* [ARTICLE]:
·····

Second, it is relevant to note that the attendant literature has focused distinctly on each of the three sectors without engaging the financial access channel. The contribution of the present study to the attendant literature is to engage the three sectors simultaneously within the framework of the hitherto neglected financial access channel. The corresponding scholarship on value added across economic sectors has, to the best of our knowledge, focused on the three main sectors of the economy: namely, the agricultural, manufacturing, and service sectors.
In the agricultural sector, the attendant scholarship has been oriented toward smallholder agricultural development (Lutz and Olthaar 2017). Specifically, van Rijsbergen et al. (2016) engage the impact of coffee certification on farmers’ welfare in Kenya. Lutz and Tadesse (2017) are involved with competitiveness versus inclusiveness in global value chains and the African farmers’ market organization. Olthaar and Noseleit (2017) position their research on a comparative analysis of farmers cooperatives to non-members in SSA. Metzlar (2017) assesses the strategic intents and projects of farmers with smallholder features in the cocoa industry of Ghana. Vermeire, Bruton and Cai (2017) examine linkages between global value chains and the economic prosperity of poor landowners. Finally, Uduji and Okolo-Obasi (2018a, 2018b) assess how crop varieties can be improved with the help of gender inclusive policies.
Within the framework of the manufacturing sector, van Lakerveld and Van Tulder (2017) focus on leading Dutch corporations in SSA that are involved with supply chain practices, which are characterized by transition management; Banga, Kumar and Cobbina (2015) are concerned with trade-related value chains in SSA within the premise of the leather sector, while Ruben, Bekele and Lenjiso (2017) focus on the dairy sector of Ethiopia in which they investigate connections between value chains and quality upgrading. Previous studies on the service sector are, however, sparse. In this strand, Beerepoot and Keijser (2015) are concerned with the relevance service sector outsourcing as a driver of economic prosperity in the Ghanaian information and communication technology (ICT) sector.
This research complements the engaged literature by focusing on the importance of financial access in value added across the three economic sectors. The corresponding research question is: how does enhancing financial access affect value added in the agricultural, manufacturing, and service sectors in SSA? The remainder of the study is structured as follows. The theoretical underpinnings are covered next, before we focus on the data and methodology. The empirical findings and attendant discussion are then provided. The research concludes with policy implications and future research directions.

·····

* [DATA EXCERPTS]:
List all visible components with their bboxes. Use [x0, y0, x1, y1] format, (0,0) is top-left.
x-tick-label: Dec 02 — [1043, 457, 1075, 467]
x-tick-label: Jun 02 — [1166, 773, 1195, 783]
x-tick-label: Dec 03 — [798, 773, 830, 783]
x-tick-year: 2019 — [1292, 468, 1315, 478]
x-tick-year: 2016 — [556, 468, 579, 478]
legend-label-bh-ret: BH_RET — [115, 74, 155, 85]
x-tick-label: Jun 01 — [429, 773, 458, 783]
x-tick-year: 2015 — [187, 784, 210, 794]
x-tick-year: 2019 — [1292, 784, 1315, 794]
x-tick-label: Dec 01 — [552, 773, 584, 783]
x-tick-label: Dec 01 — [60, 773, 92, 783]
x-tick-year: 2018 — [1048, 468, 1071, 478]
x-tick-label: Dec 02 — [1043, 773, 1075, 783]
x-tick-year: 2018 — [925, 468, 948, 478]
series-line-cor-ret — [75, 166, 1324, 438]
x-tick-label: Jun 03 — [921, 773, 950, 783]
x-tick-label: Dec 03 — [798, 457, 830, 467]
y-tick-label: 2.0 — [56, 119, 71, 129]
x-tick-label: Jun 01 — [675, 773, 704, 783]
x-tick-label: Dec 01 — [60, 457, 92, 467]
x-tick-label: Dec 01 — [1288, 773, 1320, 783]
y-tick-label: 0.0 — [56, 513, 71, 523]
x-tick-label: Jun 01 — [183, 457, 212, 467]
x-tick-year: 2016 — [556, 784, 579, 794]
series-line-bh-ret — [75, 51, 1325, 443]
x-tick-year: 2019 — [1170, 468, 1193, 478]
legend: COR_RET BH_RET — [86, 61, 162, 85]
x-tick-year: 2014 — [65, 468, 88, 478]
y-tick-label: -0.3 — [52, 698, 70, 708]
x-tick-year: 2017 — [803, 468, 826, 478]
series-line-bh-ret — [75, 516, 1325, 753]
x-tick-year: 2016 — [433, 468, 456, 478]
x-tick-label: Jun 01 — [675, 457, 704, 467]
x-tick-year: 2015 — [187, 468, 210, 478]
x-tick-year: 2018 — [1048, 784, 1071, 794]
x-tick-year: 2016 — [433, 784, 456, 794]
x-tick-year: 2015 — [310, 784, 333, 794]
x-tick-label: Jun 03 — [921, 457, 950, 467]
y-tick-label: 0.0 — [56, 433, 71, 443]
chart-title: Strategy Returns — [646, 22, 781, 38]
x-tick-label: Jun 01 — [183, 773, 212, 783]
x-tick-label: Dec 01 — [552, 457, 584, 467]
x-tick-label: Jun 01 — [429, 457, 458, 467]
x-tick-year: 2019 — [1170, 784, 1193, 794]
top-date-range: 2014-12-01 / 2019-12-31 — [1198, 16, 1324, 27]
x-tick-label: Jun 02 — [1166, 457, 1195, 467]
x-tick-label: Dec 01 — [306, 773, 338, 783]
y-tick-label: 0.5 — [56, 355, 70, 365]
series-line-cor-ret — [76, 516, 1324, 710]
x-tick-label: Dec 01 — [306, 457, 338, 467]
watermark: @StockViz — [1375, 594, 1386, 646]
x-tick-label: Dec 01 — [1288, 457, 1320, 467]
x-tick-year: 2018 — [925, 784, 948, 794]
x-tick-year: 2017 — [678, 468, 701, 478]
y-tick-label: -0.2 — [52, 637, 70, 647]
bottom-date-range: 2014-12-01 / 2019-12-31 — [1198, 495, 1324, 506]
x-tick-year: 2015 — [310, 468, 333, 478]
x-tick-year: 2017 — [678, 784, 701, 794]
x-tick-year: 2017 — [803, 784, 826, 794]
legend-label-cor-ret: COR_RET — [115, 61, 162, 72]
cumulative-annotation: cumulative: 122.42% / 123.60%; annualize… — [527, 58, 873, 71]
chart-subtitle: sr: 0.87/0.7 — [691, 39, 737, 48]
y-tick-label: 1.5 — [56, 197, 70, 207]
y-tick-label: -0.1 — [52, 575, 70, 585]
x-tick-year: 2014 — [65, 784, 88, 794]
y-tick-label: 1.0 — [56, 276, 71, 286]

·····

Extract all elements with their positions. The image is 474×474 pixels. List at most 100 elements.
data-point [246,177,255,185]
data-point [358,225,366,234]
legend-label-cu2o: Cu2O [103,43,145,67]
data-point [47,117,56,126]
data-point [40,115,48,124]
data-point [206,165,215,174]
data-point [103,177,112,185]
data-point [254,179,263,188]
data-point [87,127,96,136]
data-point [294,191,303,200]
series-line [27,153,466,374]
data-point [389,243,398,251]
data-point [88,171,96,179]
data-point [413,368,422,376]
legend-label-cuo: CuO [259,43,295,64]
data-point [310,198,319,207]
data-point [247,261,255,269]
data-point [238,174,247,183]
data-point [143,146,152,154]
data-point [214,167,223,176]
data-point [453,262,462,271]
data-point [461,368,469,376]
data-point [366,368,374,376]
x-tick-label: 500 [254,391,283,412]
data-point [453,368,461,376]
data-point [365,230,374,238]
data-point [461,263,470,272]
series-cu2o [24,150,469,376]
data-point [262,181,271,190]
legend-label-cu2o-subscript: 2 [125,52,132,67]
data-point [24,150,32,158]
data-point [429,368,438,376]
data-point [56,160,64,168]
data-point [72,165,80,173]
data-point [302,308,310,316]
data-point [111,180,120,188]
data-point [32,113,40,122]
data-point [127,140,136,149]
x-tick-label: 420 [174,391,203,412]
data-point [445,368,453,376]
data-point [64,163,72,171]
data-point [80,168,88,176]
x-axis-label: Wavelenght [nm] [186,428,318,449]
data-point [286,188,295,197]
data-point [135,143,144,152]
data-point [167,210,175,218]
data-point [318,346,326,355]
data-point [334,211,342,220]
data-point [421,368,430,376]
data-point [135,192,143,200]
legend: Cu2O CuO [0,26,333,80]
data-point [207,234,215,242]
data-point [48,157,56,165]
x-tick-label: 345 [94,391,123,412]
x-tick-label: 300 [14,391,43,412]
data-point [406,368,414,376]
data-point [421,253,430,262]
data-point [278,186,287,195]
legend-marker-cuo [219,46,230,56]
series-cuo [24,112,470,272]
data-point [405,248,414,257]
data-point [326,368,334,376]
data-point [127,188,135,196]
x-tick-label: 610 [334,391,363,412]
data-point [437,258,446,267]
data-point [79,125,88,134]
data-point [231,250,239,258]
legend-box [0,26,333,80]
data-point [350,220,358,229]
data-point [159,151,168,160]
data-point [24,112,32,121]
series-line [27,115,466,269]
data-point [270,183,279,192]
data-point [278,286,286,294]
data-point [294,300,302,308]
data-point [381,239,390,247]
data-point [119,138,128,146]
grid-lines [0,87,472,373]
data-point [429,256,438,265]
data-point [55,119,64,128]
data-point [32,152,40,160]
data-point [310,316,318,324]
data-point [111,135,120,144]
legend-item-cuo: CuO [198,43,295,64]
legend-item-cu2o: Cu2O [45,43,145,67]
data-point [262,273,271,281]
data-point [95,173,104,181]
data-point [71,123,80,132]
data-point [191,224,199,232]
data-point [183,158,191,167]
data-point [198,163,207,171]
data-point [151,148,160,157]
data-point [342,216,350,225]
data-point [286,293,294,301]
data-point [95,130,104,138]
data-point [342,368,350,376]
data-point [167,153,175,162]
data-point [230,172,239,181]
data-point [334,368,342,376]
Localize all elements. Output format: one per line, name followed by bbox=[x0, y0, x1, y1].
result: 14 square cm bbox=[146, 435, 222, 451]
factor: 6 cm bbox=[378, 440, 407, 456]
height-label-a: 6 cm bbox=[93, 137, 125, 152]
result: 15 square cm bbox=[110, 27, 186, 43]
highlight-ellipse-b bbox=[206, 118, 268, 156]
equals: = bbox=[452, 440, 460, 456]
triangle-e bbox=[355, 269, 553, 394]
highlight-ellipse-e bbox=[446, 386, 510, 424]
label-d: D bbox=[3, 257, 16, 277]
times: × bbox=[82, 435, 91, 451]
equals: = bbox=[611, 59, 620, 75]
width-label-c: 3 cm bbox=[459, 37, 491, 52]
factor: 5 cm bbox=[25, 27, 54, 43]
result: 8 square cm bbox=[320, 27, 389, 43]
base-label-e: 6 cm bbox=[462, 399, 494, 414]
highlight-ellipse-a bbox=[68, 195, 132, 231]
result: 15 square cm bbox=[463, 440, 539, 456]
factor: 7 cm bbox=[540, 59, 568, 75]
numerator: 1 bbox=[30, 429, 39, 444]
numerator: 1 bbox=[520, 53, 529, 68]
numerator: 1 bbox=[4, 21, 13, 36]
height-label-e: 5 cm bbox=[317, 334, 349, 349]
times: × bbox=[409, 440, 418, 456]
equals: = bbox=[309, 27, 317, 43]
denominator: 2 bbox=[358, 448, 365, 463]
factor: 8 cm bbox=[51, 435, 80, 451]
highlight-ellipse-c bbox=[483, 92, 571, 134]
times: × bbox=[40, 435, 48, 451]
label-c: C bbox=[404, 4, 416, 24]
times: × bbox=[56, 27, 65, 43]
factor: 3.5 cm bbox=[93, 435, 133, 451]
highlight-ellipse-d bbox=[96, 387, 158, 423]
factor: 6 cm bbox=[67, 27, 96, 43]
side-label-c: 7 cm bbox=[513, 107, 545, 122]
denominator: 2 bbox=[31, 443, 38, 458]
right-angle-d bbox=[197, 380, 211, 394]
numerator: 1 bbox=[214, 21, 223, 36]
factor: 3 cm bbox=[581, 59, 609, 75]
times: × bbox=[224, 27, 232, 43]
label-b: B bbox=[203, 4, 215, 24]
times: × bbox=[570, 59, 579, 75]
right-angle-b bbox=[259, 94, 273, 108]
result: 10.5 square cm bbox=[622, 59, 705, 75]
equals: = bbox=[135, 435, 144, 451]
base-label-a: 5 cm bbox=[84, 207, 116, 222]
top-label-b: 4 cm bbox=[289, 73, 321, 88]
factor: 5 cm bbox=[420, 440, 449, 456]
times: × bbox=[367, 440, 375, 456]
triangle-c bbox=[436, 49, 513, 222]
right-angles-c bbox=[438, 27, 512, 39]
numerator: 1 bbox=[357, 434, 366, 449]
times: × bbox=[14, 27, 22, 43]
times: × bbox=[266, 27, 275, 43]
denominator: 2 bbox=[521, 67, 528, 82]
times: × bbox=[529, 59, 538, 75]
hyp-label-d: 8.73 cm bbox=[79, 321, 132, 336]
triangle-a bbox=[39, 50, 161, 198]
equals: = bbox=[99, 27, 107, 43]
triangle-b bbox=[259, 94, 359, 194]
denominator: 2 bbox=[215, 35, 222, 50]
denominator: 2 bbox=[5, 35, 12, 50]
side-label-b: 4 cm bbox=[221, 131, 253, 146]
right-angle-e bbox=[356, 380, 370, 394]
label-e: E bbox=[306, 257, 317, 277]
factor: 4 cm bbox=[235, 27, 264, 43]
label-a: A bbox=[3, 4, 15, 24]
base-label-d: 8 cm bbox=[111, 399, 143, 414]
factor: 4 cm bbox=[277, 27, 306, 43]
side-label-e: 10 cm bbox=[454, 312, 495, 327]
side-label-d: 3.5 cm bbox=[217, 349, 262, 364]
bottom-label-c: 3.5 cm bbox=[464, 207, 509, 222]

·····

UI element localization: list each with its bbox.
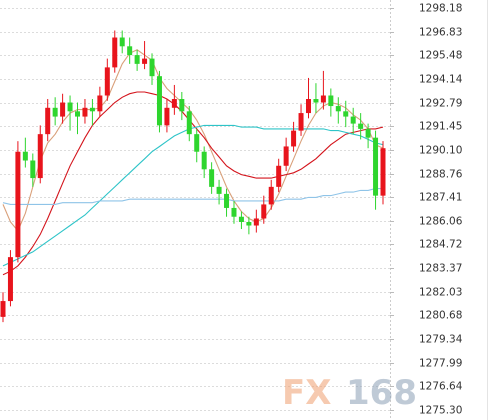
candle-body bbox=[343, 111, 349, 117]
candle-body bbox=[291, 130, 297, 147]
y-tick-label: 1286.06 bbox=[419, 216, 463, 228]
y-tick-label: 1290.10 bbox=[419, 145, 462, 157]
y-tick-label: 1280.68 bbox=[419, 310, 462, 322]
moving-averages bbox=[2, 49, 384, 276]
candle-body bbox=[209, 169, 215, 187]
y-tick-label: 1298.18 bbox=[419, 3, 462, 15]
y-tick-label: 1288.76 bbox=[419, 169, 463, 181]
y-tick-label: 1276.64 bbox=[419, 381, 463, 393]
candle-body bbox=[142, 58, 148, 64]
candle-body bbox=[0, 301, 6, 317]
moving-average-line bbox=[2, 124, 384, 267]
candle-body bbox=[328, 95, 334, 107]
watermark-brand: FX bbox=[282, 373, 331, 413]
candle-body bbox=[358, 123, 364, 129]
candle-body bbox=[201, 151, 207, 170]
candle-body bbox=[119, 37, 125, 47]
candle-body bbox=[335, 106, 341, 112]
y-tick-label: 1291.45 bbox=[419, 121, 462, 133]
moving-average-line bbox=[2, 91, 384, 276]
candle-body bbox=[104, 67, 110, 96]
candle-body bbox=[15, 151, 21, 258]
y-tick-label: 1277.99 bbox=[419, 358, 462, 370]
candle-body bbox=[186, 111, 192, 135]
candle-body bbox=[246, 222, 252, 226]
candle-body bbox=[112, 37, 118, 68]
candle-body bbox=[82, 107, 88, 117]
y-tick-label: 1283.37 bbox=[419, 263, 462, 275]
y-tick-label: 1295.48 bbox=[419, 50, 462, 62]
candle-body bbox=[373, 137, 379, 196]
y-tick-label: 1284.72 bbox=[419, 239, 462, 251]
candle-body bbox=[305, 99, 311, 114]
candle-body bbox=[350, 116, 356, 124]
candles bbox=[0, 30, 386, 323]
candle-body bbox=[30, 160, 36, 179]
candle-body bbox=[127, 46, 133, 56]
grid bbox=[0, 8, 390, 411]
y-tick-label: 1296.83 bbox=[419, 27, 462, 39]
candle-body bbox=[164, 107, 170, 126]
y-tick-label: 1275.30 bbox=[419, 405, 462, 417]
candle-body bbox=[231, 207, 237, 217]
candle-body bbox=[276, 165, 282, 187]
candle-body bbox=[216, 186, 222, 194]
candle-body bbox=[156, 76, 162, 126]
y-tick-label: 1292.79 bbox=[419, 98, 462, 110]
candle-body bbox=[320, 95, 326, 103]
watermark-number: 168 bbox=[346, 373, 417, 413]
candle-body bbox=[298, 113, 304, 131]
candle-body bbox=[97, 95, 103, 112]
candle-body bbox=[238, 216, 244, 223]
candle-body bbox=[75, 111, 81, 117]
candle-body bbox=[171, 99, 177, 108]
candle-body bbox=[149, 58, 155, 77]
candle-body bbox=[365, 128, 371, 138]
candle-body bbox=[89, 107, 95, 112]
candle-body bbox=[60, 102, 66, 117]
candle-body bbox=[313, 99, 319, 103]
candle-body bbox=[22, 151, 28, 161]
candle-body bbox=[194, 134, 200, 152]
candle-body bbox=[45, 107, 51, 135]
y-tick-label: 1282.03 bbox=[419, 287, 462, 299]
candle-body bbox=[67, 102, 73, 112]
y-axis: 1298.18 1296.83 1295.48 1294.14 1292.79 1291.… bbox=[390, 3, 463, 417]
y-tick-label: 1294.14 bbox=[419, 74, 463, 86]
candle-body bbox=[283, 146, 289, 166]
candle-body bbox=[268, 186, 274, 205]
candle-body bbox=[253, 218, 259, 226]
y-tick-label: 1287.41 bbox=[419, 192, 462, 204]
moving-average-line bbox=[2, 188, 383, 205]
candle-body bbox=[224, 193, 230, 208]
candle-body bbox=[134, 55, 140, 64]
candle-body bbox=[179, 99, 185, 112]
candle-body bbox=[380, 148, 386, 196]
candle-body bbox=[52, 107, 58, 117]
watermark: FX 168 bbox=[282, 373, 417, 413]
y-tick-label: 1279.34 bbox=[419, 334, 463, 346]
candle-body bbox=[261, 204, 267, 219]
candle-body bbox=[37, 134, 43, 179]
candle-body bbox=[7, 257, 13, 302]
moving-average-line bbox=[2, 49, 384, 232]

·····

* [THE EXERCISE]: In the passage on financial access and sectoral value added, which economic sector's previous studies are described as sparse?

* [FULL ANSWER]: The service sector.